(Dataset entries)
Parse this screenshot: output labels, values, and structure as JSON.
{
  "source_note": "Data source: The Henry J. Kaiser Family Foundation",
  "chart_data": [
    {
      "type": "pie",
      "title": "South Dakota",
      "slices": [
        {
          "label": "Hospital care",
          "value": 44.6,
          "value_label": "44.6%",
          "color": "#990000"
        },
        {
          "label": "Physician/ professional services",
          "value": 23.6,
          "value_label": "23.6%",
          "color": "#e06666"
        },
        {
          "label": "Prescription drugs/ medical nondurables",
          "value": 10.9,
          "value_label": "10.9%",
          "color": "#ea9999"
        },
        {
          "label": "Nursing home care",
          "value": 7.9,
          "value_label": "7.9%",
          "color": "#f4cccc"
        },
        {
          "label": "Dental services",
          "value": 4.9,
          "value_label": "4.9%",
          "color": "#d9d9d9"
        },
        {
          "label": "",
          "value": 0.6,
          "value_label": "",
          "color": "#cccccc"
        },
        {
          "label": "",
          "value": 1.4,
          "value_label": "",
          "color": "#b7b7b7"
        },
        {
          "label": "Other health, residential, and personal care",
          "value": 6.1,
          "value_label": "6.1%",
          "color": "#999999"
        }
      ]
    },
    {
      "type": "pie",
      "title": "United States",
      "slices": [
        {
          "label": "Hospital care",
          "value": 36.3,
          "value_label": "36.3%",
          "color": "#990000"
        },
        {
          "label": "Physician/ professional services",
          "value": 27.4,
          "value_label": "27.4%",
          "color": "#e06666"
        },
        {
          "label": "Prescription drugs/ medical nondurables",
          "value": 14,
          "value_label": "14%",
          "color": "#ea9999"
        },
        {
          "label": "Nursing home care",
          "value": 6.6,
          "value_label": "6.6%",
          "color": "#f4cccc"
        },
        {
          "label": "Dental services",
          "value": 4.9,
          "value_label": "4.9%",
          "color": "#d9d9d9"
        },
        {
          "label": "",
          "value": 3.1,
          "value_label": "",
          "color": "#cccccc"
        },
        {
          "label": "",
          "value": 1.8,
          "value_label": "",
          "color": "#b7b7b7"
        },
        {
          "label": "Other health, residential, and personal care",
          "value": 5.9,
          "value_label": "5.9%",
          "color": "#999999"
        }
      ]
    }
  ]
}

- What you have to do:
Repeat the preceding lines exactly, please, every one of them.

- Full response:
Parse this screenshot: output labels, values, and structure as JSON.
{
  "source_note": "Data source: The Henry J. Kaiser Family Foundation",
  "chart_data": [
    {
      "type": "pie",
      "title": "South Dakota",
      "slices": [
        {
          "label": "Hospital care",
          "value": 44.6,
          "value_label": "44.6%",
          "color": "#990000"
        },
        {
          "label": "Physician/ professional services",
          "value": 23.6,
          "value_label": "23.6%",
          "color": "#e06666"
        },
        {
          "label": "Prescription drugs/ medical nondurables",
          "value": 10.9,
          "value_label": "10.9%",
          "color": "#ea9999"
        },
        {
          "label": "Nursing home care",
          "value": 7.9,
          "value_label": "7.9%",
          "color": "#f4cccc"
        },
        {
          "label": "Dental services",
          "value": 4.9,
          "value_label": "4.9%",
          "color": "#d9d9d9"
        },
        {
          "label": "",
          "value": 0.6,
          "value_label": "",
          "color": "#cccccc"
        },
        {
          "label": "",
          "value": 1.4,
          "value_label": "",
          "color": "#b7b7b7"
        },
        {
          "label": "Other health, residential, and personal care",
          "value": 6.1,
          "value_label": "6.1%",
          "color": "#999999"
        }
      ]
    },
    {
      "type": "pie",
      "title": "United States",
      "slices": [
        {
          "label": "Hospital care",
          "value": 36.3,
          "value_label": "36.3%",
          "color": "#990000"
        },
        {
          "label": "Physician/ professional services",
          "value": 27.4,
          "value_label": "27.4%",
          "color": "#e06666"
        },
        {
          "label": "Prescription drugs/ medical nondurables",
          "value": 14,
          "value_label": "14%",
          "color": "#ea9999"
        },
        {
          "label": "Nursing home care",
          "value": 6.6,
          "value_label": "6.6%",
          "color": "#f4cccc"
        },
        {
          "label": "Dental services",
          "value": 4.9,
          "value_label": "4.9%",
          "color": "#d9d9d9"
        },
        {
          "label": "",
          "value": 3.1,
          "value_label": "",
          "color": "#cccccc"
        },
        {
          "label": "",
          "value": 1.8,
          "value_label": "",
          "color": "#b7b7b7"
        },
        {
          "label": "Other health, residential, and personal care",
          "value": 5.9,
          "value_label": "5.9%",
          "color": "#999999"
        }
      ]
    }
  ]
}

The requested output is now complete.